EXTRACTED ENTRIES:
-- Opening Marker --

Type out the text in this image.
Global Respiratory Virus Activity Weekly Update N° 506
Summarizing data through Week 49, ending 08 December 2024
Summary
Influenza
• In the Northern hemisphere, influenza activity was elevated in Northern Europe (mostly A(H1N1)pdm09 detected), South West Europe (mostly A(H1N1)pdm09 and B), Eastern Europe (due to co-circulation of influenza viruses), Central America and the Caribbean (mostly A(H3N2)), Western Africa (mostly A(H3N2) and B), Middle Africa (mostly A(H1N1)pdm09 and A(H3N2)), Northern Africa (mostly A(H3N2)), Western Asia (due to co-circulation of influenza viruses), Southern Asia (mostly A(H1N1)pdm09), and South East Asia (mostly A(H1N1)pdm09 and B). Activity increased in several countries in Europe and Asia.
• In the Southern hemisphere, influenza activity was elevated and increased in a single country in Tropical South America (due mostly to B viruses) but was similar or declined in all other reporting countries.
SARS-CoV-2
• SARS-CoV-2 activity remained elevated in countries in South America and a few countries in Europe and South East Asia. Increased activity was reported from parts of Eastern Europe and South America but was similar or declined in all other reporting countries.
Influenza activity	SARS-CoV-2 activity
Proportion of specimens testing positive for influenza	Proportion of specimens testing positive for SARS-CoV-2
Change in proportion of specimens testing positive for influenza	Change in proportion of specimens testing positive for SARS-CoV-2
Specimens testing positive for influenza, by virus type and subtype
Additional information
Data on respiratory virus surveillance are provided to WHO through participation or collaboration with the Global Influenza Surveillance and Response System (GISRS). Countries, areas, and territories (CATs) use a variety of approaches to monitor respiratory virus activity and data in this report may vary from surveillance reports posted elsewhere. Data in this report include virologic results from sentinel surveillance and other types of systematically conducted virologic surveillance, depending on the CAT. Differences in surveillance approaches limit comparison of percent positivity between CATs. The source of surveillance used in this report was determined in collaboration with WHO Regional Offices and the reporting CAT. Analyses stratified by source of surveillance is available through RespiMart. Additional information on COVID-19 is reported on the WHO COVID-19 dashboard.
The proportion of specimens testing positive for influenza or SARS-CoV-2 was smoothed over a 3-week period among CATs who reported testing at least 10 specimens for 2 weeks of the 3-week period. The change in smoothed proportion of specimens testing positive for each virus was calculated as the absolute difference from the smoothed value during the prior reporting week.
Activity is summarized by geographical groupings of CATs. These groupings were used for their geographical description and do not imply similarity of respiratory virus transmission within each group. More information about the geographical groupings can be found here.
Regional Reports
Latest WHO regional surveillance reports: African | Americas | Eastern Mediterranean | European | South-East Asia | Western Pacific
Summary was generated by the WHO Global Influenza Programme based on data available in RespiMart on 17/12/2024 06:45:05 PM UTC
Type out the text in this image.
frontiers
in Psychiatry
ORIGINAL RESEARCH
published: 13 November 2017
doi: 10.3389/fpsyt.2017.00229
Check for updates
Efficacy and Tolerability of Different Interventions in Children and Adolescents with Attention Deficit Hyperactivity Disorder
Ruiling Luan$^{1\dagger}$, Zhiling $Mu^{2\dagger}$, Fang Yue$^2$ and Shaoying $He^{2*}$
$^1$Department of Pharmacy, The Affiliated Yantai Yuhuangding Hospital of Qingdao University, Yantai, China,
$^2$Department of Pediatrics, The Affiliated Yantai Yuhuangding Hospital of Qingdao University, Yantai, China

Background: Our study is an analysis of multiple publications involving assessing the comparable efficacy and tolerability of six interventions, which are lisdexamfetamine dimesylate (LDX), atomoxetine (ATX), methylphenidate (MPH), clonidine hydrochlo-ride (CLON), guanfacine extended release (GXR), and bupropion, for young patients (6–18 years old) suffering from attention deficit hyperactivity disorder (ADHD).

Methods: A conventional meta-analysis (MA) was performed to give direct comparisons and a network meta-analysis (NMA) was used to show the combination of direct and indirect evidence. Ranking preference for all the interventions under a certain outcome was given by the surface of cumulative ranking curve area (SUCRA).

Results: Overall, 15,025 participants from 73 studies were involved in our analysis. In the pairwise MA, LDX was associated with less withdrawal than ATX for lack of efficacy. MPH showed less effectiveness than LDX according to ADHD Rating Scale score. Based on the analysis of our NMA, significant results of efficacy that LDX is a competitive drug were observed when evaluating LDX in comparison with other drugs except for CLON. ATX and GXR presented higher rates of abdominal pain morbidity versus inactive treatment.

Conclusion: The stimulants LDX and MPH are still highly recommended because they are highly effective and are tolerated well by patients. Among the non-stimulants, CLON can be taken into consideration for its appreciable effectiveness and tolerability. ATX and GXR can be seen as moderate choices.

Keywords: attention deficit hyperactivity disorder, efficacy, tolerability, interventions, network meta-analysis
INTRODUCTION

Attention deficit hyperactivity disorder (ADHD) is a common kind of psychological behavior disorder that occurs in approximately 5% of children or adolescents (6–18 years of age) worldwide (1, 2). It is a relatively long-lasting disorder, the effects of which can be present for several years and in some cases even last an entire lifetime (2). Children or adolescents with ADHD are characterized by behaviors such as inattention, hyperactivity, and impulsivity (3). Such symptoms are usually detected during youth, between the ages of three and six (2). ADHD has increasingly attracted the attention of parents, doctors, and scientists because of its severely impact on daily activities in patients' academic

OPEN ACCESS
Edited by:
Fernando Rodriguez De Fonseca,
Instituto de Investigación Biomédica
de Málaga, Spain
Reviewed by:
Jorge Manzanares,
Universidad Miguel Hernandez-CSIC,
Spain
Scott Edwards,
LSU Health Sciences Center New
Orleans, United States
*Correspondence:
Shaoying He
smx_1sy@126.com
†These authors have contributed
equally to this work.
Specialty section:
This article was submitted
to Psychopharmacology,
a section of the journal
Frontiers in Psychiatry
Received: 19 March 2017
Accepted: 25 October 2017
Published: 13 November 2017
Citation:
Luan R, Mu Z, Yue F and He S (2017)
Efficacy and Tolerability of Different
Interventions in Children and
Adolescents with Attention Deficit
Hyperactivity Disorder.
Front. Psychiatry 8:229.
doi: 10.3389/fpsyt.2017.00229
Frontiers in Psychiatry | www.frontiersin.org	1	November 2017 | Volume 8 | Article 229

-- Closing Marker --

WHAT IS EXPECTED: Restate all the material exactly, word for word.

WRITTEN RESPONSE:
Type out the text in this image.
Global Respiratory Virus Activity Weekly Update N° 506
Summarizing data through Week 49, ending 08 December 2024
Summary
Influenza
• In the Northern hemisphere, influenza activity was elevated in Northern Europe (mostly A(H1N1)pdm09 detected), South West Europe (mostly A(H1N1)pdm09 and B), Eastern Europe (due to co-circulation of influenza viruses), Central America and the Caribbean (mostly A(H3N2)), Western Africa (mostly A(H3N2) and B), Middle Africa (mostly A(H1N1)pdm09 and A(H3N2)), Northern Africa (mostly A(H3N2)), Western Asia (due to co-circulation of influenza viruses), Southern Asia (mostly A(H1N1)pdm09), and South East Asia (mostly A(H1N1)pdm09 and B). Activity increased in several countries in Europe and Asia.
• In the Southern hemisphere, influenza activity was elevated and increased in a single country in Tropical South America (due mostly to B viruses) but was similar or declined in all other reporting countries.
SARS-CoV-2
• SARS-CoV-2 activity remained elevated in countries in South America and a few countries in Europe and South East Asia. Increased activity was reported from parts of Eastern Europe and South America but was similar or declined in all other reporting countries.
Influenza activity	SARS-CoV-2 activity
Proportion of specimens testing positive for influenza	Proportion of specimens testing positive for SARS-CoV-2
Change in proportion of specimens testing positive for influenza	Change in proportion of specimens testing positive for SARS-CoV-2
Specimens testing positive for influenza, by virus type and subtype
Additional information
Data on respiratory virus surveillance are provided to WHO through participation or collaboration with the Global Influenza Surveillance and Response System (GISRS). Countries, areas, and territories (CATs) use a variety of approaches to monitor respiratory virus activity and data in this report may vary from surveillance reports posted elsewhere. Data in this report include virologic results from sentinel surveillance and other types of systematically conducted virologic surveillance, depending on the CAT. Differences in surveillance approaches limit comparison of percent positivity between CATs. The source of surveillance used in this report was determined in collaboration with WHO Regional Offices and the reporting CAT. Analyses stratified by source of surveillance is available through RespiMart. Additional information on COVID-19 is reported on the WHO COVID-19 dashboard.
The proportion of specimens testing positive for influenza or SARS-CoV-2 was smoothed over a 3-week period among CATs who reported testing at least 10 specimens for 2 weeks of the 3-week period. The change in smoothed proportion of specimens testing positive for each virus was calculated as the absolute difference from the smoothed value during the prior reporting week.
Activity is summarized by geographical groupings of CATs. These groupings were used for their geographical description and do not imply similarity of respiratory virus transmission within each group. More information about the geographical groupings can be found here.
Regional Reports
Latest WHO regional surveillance reports: African | Americas | Eastern Mediterranean | European | South-East Asia | Western Pacific
Summary was generated by the WHO Global Influenza Programme based on data available in RespiMart on 17/12/2024 06:45:05 PM UTC
Type out the text in this image.
frontiers
in Psychiatry
ORIGINAL RESEARCH
published: 13 November 2017
doi: 10.3389/fpsyt.2017.00229
Check for updates
Efficacy and Tolerability of Different Interventions in Children and Adolescents with Attention Deficit Hyperactivity Disorder
Ruiling Luan$^{1\dagger}$, Zhiling $Mu^{2\dagger}$, Fang Yue$^2$ and Shaoying $He^{2*}$
$^1$Department of Pharmacy, The Affiliated Yantai Yuhuangding Hospital of Qingdao University, Yantai, China,
$^2$Department of Pediatrics, The Affiliated Yantai Yuhuangding Hospital of Qingdao University, Yantai, China

Background: Our study is an analysis of multiple publications involving assessing the comparable efficacy and tolerability of six interventions, which are lisdexamfetamine dimesylate (LDX), atomoxetine (ATX), methylphenidate (MPH), clonidine hydrochlo-ride (CLON), guanfacine extended release (GXR), and bupropion, for young patients (6–18 years old) suffering from attention deficit hyperactivity disorder (ADHD).

Methods: A conventional meta-analysis (MA) was performed to give direct comparisons and a network meta-analysis (NMA) was used to show the combination of direct and indirect evidence. Ranking preference for all the interventions under a certain outcome was given by the surface of cumulative ranking curve area (SUCRA).

Results: Overall, 15,025 participants from 73 studies were involved in our analysis. In the pairwise MA, LDX was associated with less withdrawal than ATX for lack of efficacy. MPH showed less effectiveness than LDX according to ADHD Rating Scale score. Based on the analysis of our NMA, significant results of efficacy that LDX is a competitive drug were observed when evaluating LDX in comparison with other drugs except for CLON. ATX and GXR presented higher rates of abdominal pain morbidity versus inactive treatment.

Conclusion: The stimulants LDX and MPH are still highly recommended because they are highly effective and are tolerated well by patients. Among the non-stimulants, CLON can be taken into consideration for its appreciable effectiveness and tolerability. ATX and GXR can be seen as moderate choices.

Keywords: attention deficit hyperactivity disorder, efficacy, tolerability, interventions, network meta-analysis
INTRODUCTION

Attention deficit hyperactivity disorder (ADHD) is a common kind of psychological behavior disorder that occurs in approximately 5% of children or adolescents (6–18 years of age) worldwide (1, 2). It is a relatively long-lasting disorder, the effects of which can be present for several years and in some cases even last an entire lifetime (2). Children or adolescents with ADHD are characterized by behaviors such as inattention, hyperactivity, and impulsivity (3). Such symptoms are usually detected during youth, between the ages of three and six (2). ADHD has increasingly attracted the attention of parents, doctors, and scientists because of its severely impact on daily activities in patients' academic

OPEN ACCESS
Edited by:
Fernando Rodriguez De Fonseca,
Instituto de Investigación Biomédica
de Málaga, Spain
Reviewed by:
Jorge Manzanares,
Universidad Miguel Hernandez-CSIC,
Spain
Scott Edwards,
LSU Health Sciences Center New
Orleans, United States
*Correspondence:
Shaoying He
smx_1sy@126.com
†These authors have contributed
equally to this work.
Specialty section:
This article was submitted
to Psychopharmacology,
a section of the journal
Frontiers in Psychiatry
Received: 19 March 2017
Accepted: 25 October 2017
Published: 13 November 2017
Citation:
Luan R, Mu Z, Yue F and He S (2017)
Efficacy and Tolerability of Different
Interventions in Children and
Adolescents with Attention Deficit
Hyperactivity Disorder.
Front. Psychiatry 8:229.
doi: 10.3389/fpsyt.2017.00229
Frontiers in Psychiatry | www.frontiersin.org	1	November 2017 | Volume 8 | Article 229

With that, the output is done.